◆ **YOUR GOAL**
Write out every record below exactly as given. Leave the pictures out.

◆ **RECORDS TO USE**
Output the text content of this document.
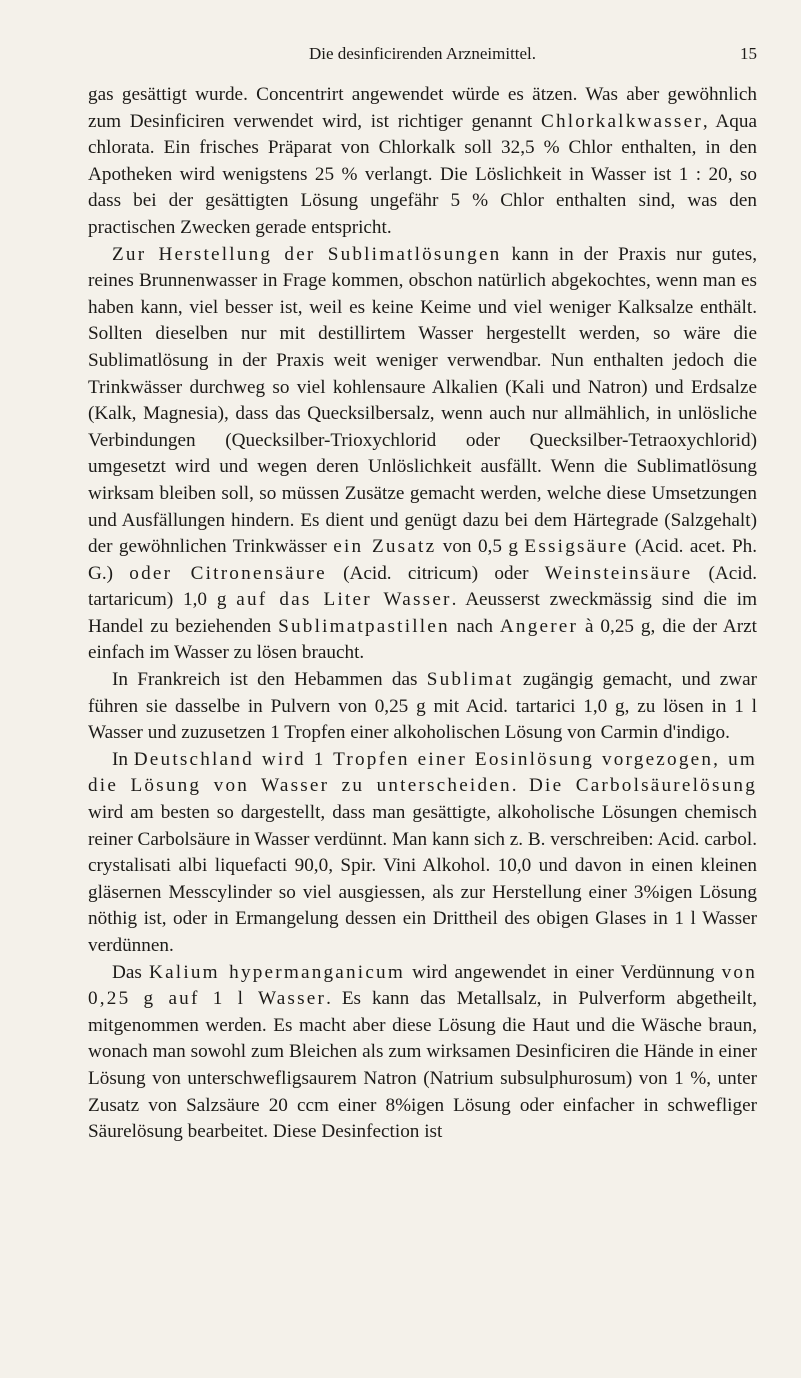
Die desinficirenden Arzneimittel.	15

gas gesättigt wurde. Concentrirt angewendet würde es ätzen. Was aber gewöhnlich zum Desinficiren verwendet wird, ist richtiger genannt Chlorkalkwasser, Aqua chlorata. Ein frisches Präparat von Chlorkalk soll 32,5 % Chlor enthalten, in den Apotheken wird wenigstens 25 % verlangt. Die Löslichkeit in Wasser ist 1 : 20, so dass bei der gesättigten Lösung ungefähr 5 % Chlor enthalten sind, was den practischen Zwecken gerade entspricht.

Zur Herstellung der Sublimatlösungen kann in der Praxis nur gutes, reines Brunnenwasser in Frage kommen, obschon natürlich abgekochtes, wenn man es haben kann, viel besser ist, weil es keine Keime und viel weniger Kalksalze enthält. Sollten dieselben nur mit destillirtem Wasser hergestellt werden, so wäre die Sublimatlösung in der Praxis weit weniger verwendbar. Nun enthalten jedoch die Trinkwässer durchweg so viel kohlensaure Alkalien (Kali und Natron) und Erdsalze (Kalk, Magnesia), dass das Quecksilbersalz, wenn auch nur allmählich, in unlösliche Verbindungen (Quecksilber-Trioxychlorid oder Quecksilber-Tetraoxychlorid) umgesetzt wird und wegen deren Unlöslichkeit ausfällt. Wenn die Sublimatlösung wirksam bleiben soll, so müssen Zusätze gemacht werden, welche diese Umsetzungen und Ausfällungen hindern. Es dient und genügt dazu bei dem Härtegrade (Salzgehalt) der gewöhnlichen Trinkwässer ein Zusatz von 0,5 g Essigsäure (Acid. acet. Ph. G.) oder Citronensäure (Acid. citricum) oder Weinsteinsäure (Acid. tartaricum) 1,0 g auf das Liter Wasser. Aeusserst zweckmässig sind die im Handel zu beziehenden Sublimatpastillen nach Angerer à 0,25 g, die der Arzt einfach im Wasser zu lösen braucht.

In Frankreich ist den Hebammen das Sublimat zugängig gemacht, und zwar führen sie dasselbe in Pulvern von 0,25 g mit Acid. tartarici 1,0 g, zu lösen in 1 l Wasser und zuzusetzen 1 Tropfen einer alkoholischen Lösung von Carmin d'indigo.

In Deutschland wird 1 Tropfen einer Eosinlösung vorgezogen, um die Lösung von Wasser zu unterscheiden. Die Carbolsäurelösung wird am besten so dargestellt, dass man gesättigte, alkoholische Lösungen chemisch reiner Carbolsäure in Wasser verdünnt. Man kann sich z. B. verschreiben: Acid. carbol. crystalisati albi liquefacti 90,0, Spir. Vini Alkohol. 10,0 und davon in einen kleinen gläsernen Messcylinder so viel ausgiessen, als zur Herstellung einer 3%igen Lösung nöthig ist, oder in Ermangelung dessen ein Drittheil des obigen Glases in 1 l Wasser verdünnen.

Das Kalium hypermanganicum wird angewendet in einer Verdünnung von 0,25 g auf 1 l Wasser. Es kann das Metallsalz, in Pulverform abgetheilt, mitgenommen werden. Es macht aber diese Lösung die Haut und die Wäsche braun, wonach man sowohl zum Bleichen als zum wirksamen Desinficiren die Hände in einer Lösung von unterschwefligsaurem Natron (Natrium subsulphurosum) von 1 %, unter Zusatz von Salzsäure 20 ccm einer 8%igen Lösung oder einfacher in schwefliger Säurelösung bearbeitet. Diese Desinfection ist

◆ **OUTPUT OF THE TASK**
Output the text content of this document.
Die desinficirenden Arzneimittel.	15

gas gesättigt wurde. Concentrirt angewendet würde es ätzen. Was aber gewöhnlich zum Desinficiren verwendet wird, ist richtiger genannt Chlorkalkwasser, Aqua chlorata. Ein frisches Präparat von Chlorkalk soll 32,5 % Chlor enthalten, in den Apotheken wird wenigstens 25 % verlangt. Die Löslichkeit in Wasser ist 1 : 20, so dass bei der gesättigten Lösung ungefähr 5 % Chlor enthalten sind, was den practischen Zwecken gerade entspricht.

Zur Herstellung der Sublimatlösungen kann in der Praxis nur gutes, reines Brunnenwasser in Frage kommen, obschon natürlich abgekochtes, wenn man es haben kann, viel besser ist, weil es keine Keime und viel weniger Kalksalze enthält. Sollten dieselben nur mit destillirtem Wasser hergestellt werden, so wäre die Sublimatlösung in der Praxis weit weniger verwendbar. Nun enthalten jedoch die Trinkwässer durchweg so viel kohlensaure Alkalien (Kali und Natron) und Erdsalze (Kalk, Magnesia), dass das Quecksilbersalz, wenn auch nur allmählich, in unlösliche Verbindungen (Quecksilber-Trioxychlorid oder Quecksilber-Tetraoxychlorid) umgesetzt wird und wegen deren Unlöslichkeit ausfällt. Wenn die Sublimatlösung wirksam bleiben soll, so müssen Zusätze gemacht werden, welche diese Umsetzungen und Ausfällungen hindern. Es dient und genügt dazu bei dem Härtegrade (Salzgehalt) der gewöhnlichen Trinkwässer ein Zusatz von 0,5 g Essigsäure (Acid. acet. Ph. G.) oder Citronensäure (Acid. citricum) oder Weinsteinsäure (Acid. tartaricum) 1,0 g auf das Liter Wasser. Aeusserst zweckmässig sind die im Handel zu beziehenden Sublimatpastillen nach Angerer à 0,25 g, die der Arzt einfach im Wasser zu lösen braucht.

In Frankreich ist den Hebammen das Sublimat zugängig gemacht, und zwar führen sie dasselbe in Pulvern von 0,25 g mit Acid. tartarici 1,0 g, zu lösen in 1 l Wasser und zuzusetzen 1 Tropfen einer alkoholischen Lösung von Carmin d'indigo.

In Deutschland wird 1 Tropfen einer Eosinlösung vorgezogen, um die Lösung von Wasser zu unterscheiden. Die Carbolsäurelösung wird am besten so dargestellt, dass man gesättigte, alkoholische Lösungen chemisch reiner Carbolsäure in Wasser verdünnt. Man kann sich z. B. verschreiben: Acid. carbol. crystalisati albi liquefacti 90,0, Spir. Vini Alkohol. 10,0 und davon in einen kleinen gläsernen Messcylinder so viel ausgiessen, als zur Herstellung einer 3%igen Lösung nöthig ist, oder in Ermangelung dessen ein Drittheil des obigen Glases in 1 l Wasser verdünnen.

Das Kalium hypermanganicum wird angewendet in einer Verdünnung von 0,25 g auf 1 l Wasser. Es kann das Metallsalz, in Pulverform abgetheilt, mitgenommen werden. Es macht aber diese Lösung die Haut und die Wäsche braun, wonach man sowohl zum Bleichen als zum wirksamen Desinficiren die Hände in einer Lösung von unterschwefligsaurem Natron (Natrium subsulphurosum) von 1 %, unter Zusatz von Salzsäure 20 ccm einer 8%igen Lösung oder einfacher in schwefliger Säurelösung bearbeitet. Diese Desinfection ist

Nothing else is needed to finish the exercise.